> [Required task] Set down, in full, every record in the block.

> [Given records]

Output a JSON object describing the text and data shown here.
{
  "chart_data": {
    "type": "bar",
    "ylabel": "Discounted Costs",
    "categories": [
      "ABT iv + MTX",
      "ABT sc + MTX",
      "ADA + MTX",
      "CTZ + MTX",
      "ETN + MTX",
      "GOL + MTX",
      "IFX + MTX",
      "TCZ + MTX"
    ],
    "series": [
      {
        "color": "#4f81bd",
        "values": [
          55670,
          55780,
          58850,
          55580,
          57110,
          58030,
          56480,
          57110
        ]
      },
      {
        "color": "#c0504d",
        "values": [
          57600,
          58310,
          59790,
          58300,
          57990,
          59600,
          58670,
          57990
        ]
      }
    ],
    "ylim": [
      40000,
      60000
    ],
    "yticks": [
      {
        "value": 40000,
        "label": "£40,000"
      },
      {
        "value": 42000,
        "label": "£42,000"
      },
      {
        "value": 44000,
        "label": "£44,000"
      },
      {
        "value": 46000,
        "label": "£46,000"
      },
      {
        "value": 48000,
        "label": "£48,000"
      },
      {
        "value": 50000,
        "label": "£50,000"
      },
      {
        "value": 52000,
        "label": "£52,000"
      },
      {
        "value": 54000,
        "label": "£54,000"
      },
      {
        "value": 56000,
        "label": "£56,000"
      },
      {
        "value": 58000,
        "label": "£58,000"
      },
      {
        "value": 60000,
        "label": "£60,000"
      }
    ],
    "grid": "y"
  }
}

> [Response to this task]
Output a JSON object describing the text and data shown here.
{
  "chart_data": {
    "type": "bar",
    "ylabel": "Discounted Costs",
    "categories": [
      "ABT iv + MTX",
      "ABT sc + MTX",
      "ADA + MTX",
      "CTZ + MTX",
      "ETN + MTX",
      "GOL + MTX",
      "IFX + MTX",
      "TCZ + MTX"
    ],
    "series": [
      {
        "color": "#4f81bd",
        "values": [
          55670,
          55780,
          58850,
          55580,
          57110,
          58030,
          56480,
          57110
        ]
      },
      {
        "color": "#c0504d",
        "values": [
          57600,
          58310,
          59790,
          58300,
          57990,
          59600,
          58670,
          57990
        ]
      }
    ],
    "ylim": [
      40000,
      60000
    ],
    "yticks": [
      {
        "value": 40000,
        "label": "£40,000"
      },
      {
        "value": 42000,
        "label": "£42,000"
      },
      {
        "value": 44000,
        "label": "£44,000"
      },
      {
        "value": 46000,
        "label": "£46,000"
      },
      {
        "value": 48000,
        "label": "£48,000"
      },
      {
        "value": 50000,
        "label": "£50,000"
      },
      {
        "value": 52000,
        "label": "£52,000"
      },
      {
        "value": 54000,
        "label": "£54,000"
      },
      {
        "value": 56000,
        "label": "£56,000"
      },
      {
        "value": 58000,
        "label": "£58,000"
      },
      {
        "value": 60000,
        "label": "£60,000"
      }
    ],
    "grid": "y"
  }
}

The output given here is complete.